** Written exercise **
Omit the images. Copy each entry word for word.
## Begin Material for the task
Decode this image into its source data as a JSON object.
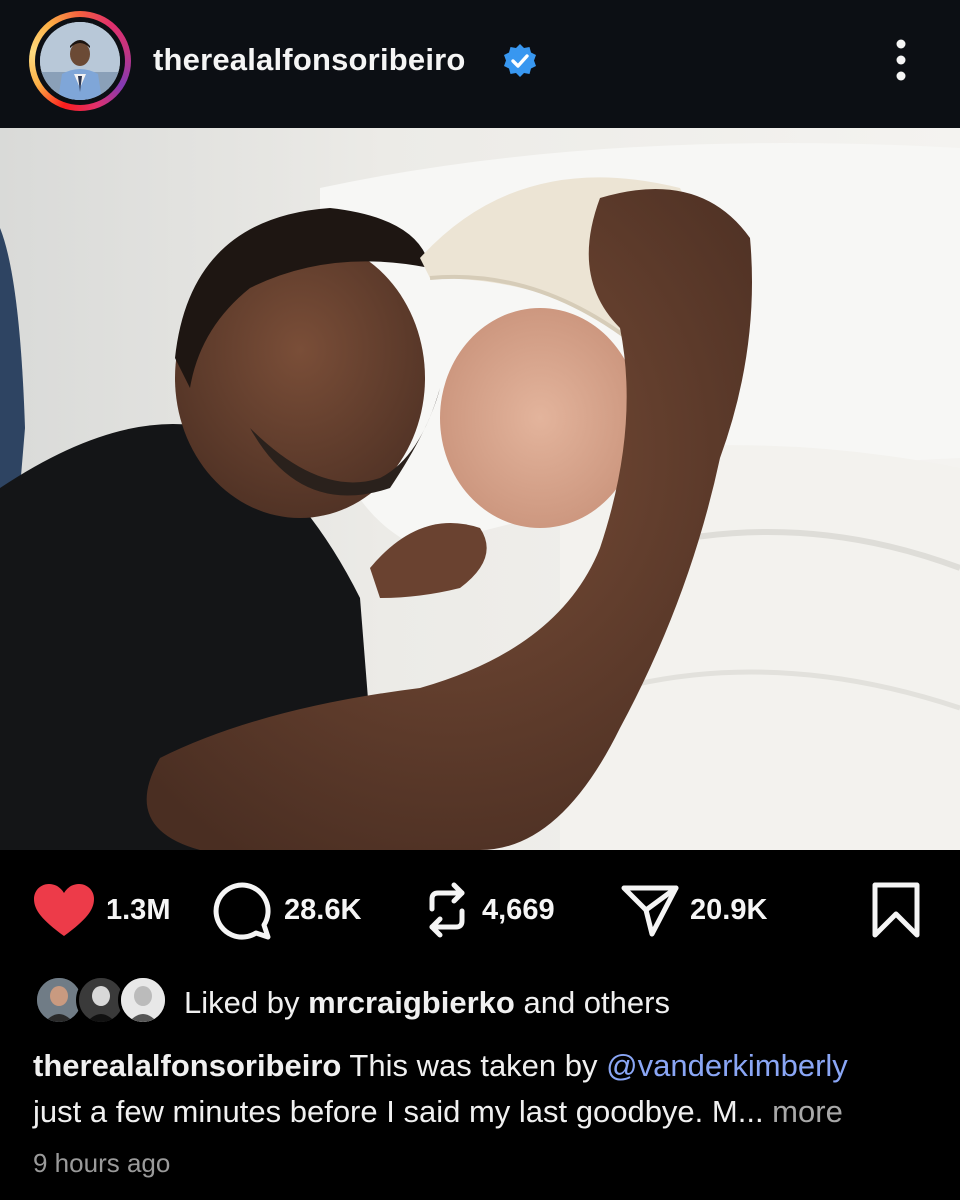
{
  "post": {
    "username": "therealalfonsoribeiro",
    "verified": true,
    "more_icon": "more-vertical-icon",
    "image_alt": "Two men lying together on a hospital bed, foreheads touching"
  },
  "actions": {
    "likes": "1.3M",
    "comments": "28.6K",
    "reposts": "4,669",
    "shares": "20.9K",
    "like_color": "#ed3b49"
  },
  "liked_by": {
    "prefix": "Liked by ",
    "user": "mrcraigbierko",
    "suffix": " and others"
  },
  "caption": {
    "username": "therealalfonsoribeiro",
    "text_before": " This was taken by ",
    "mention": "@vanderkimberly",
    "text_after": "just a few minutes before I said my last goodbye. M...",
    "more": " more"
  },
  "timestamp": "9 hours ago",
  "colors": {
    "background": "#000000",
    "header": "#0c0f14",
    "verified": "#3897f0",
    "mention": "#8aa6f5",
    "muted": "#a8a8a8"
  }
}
## End Material for the task
** Solution to this task **
Decode this image into its source data as a JSON object.
{
  "post": {
    "username": "therealalfonsoribeiro",
    "verified": true,
    "more_icon": "more-vertical-icon",
    "image_alt": "Two men lying together on a hospital bed, foreheads touching"
  },
  "actions": {
    "likes": "1.3M",
    "comments": "28.6K",
    "reposts": "4,669",
    "shares": "20.9K",
    "like_color": "#ed3b49"
  },
  "liked_by": {
    "prefix": "Liked by ",
    "user": "mrcraigbierko",
    "suffix": " and others"
  },
  "caption": {
    "username": "therealalfonsoribeiro",
    "text_before": " This was taken by ",
    "mention": "@vanderkimberly",
    "text_after": "just a few minutes before I said my last goodbye. M...",
    "more": " more"
  },
  "timestamp": "9 hours ago",
  "colors": {
    "background": "#000000",
    "header": "#0c0f14",
    "verified": "#3897f0",
    "mention": "#8aa6f5",
    "muted": "#a8a8a8"
  }
}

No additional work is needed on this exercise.